▸ What you are asked to do
Check every line of the entries below for the word "name", and copy the ones that have it.

-- Start of The input --

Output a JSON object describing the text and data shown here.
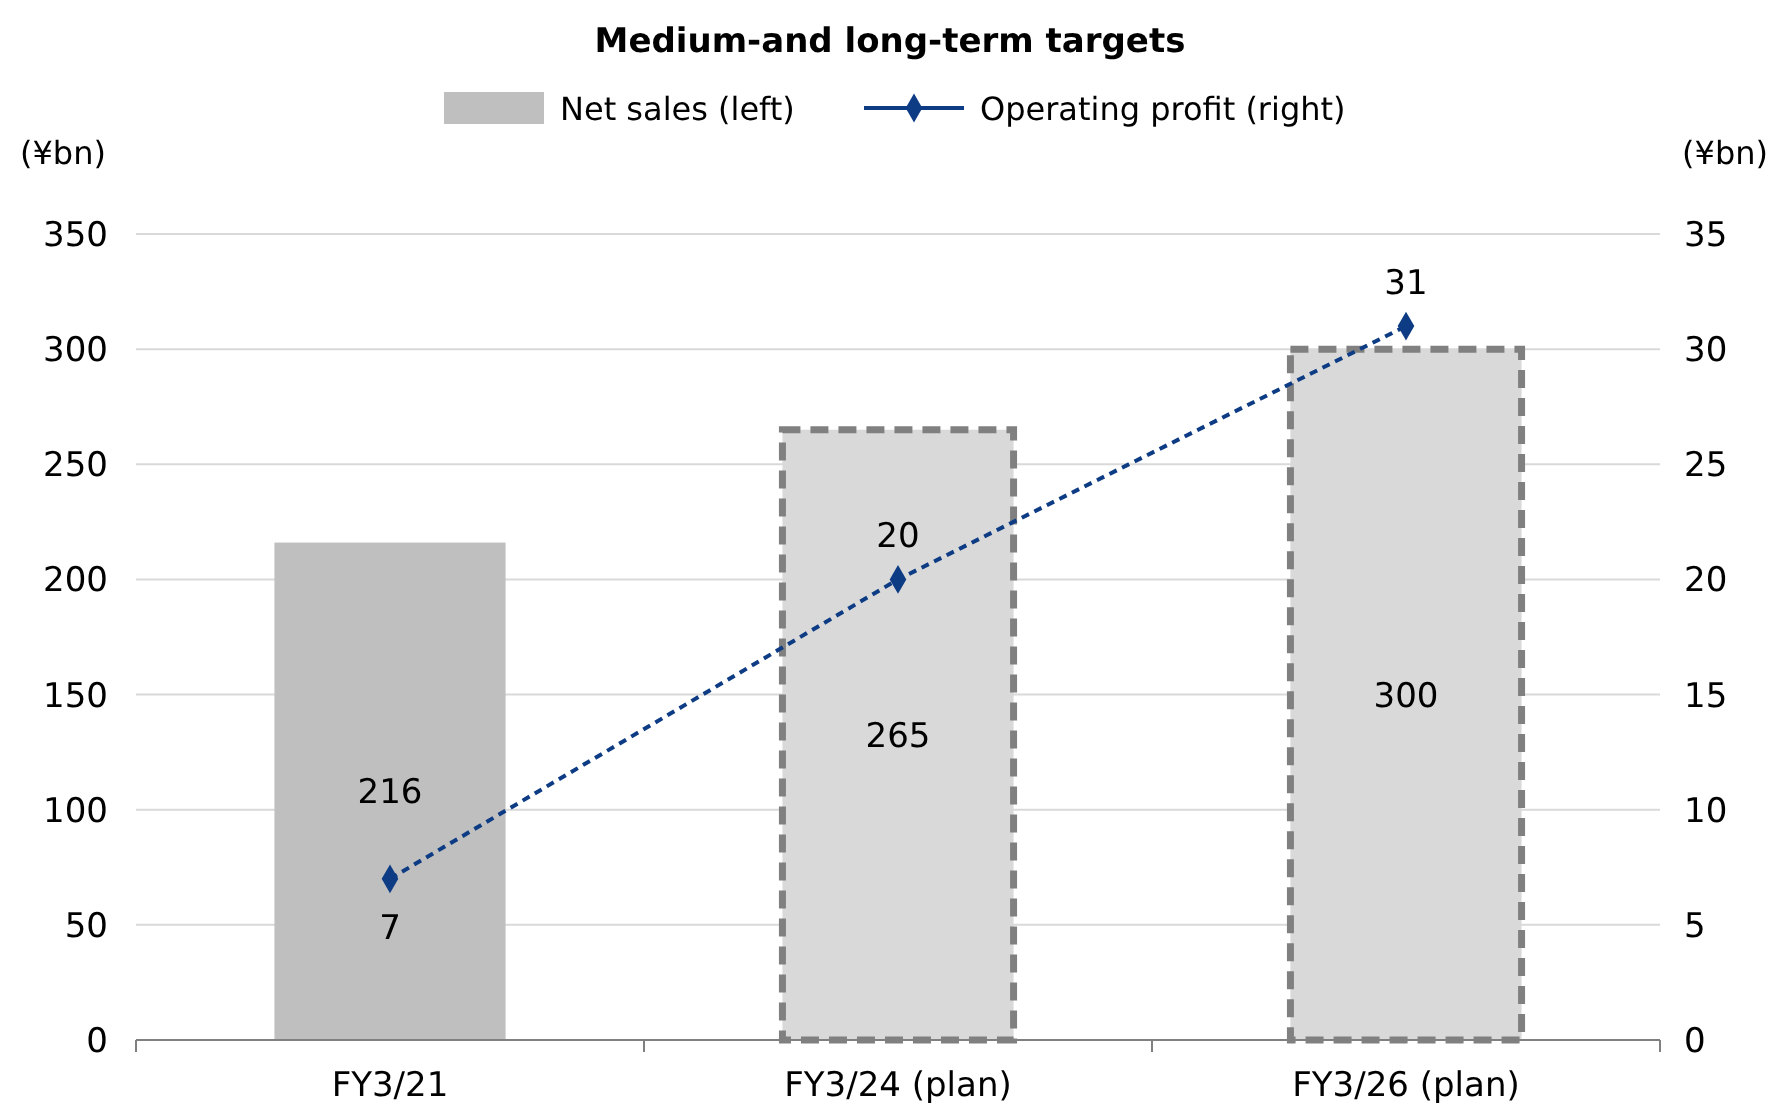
{
  "chart_data": {
    "type": "bar",
    "title": "Medium-and long-term targets",
    "ylabel": "(¥bn)",
    "y2label": "(¥bn)",
    "categories": [
      "FY3/21",
      "FY3/24 (plan)",
      "FY3/26 (plan)"
    ],
    "series": [
      {
        "name": "Net sales (left)",
        "color": "#bfbfbf",
        "colors": [
          "#bfbfbf",
          "#d9d9d9",
          "#d9d9d9"
        ],
        "values": [
          216,
          265,
          300
        ]
      },
      {
        "name": "Operating profit (right)",
        "type": "line",
        "axis": "y2",
        "color": "#0d3c84",
        "marker": "diamond",
        "line_style": "dashed",
        "values": [
          7,
          20,
          31
        ]
      }
    ],
    "ylim": [
      0,
      350
    ],
    "yticks": [
      0,
      50,
      100,
      150,
      200,
      250,
      300,
      350
    ],
    "y2lim": [
      0,
      35
    ],
    "y2ticks": [
      0,
      5,
      10,
      15,
      20,
      25,
      30,
      35
    ],
    "grid": "y",
    "legend": "top",
    "data_labels": true
  }
}
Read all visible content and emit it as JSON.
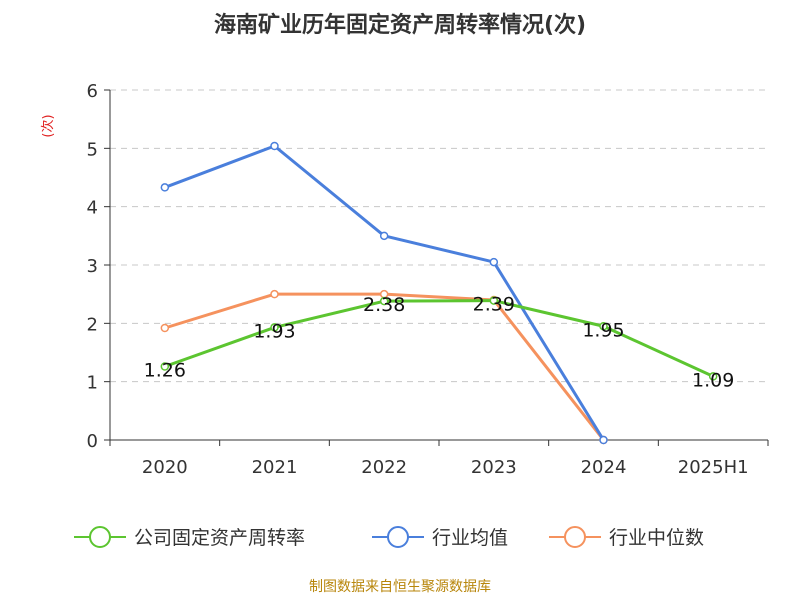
{
  "chart_data": {
    "type": "line",
    "title": "海南矿业历年固定资产周转率情况(次)",
    "ylabel": "(次)",
    "categories": [
      "2020",
      "2021",
      "2022",
      "2023",
      "2024",
      "2025H1"
    ],
    "ylim": [
      0,
      6
    ],
    "yticks": [
      0,
      1,
      2,
      3,
      4,
      5,
      6
    ],
    "grid": true,
    "legend_position": "bottom",
    "series": [
      {
        "name": "公司固定资产周转率",
        "color": "#5cc530",
        "values": [
          1.26,
          1.93,
          2.38,
          2.39,
          1.95,
          1.09
        ],
        "labels": [
          "1.26",
          "1.93",
          "2.38",
          "2.39",
          "1.95",
          "1.09"
        ]
      },
      {
        "name": "行业均值",
        "color": "#4a7fdc",
        "values": [
          4.33,
          5.04,
          3.5,
          3.05,
          0,
          null
        ],
        "labels": []
      },
      {
        "name": "行业中位数",
        "color": "#f5925e",
        "values": [
          1.92,
          2.5,
          2.5,
          2.4,
          0,
          null
        ],
        "labels": []
      }
    ]
  },
  "source": "制图数据来自恒生聚源数据库"
}
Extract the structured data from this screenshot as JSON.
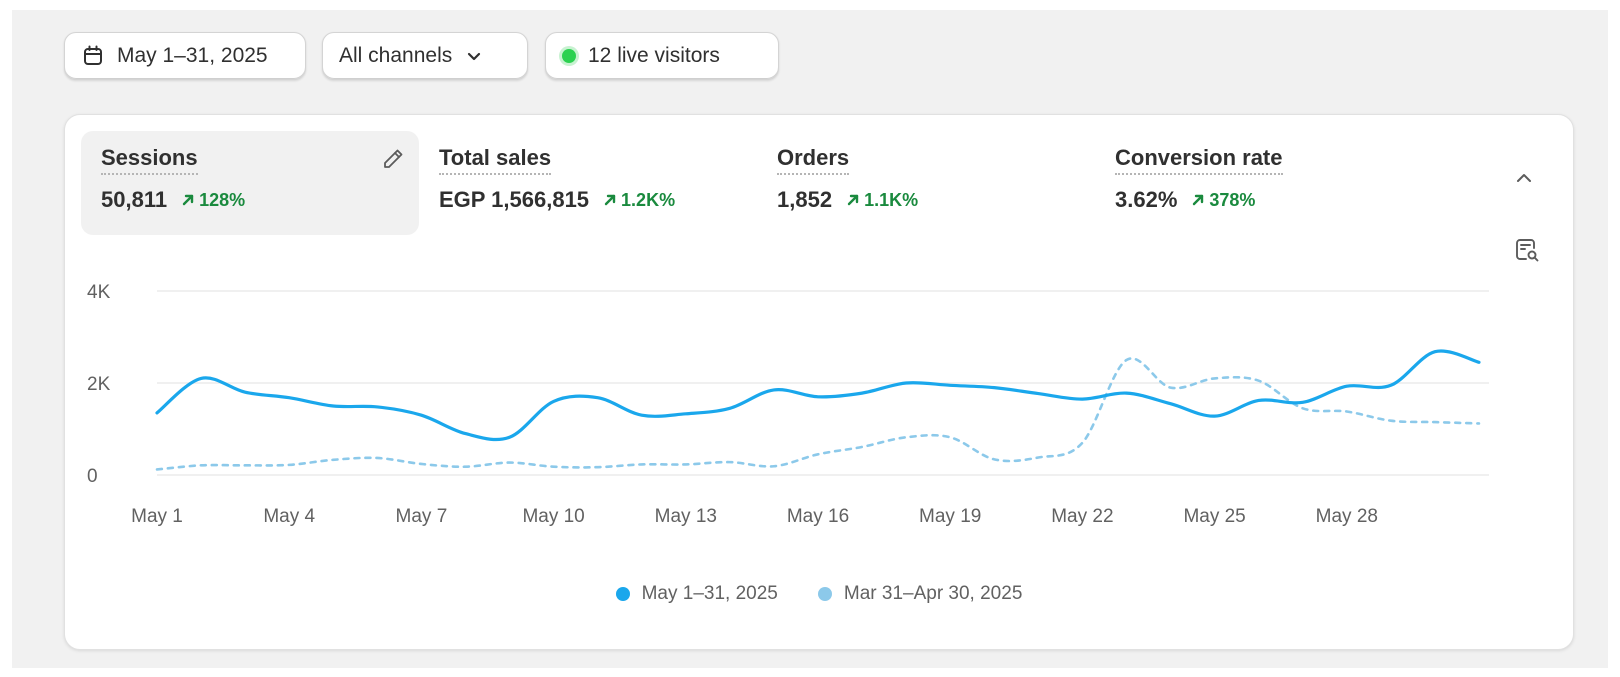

-- End of The input --

▸ Full answer
        "name": "Net sales (left)",
        "name": "Operating profit (right)",
        "name": "公司固定资产周转率",
        "name": "行业均值",
        "name": "行业中位数",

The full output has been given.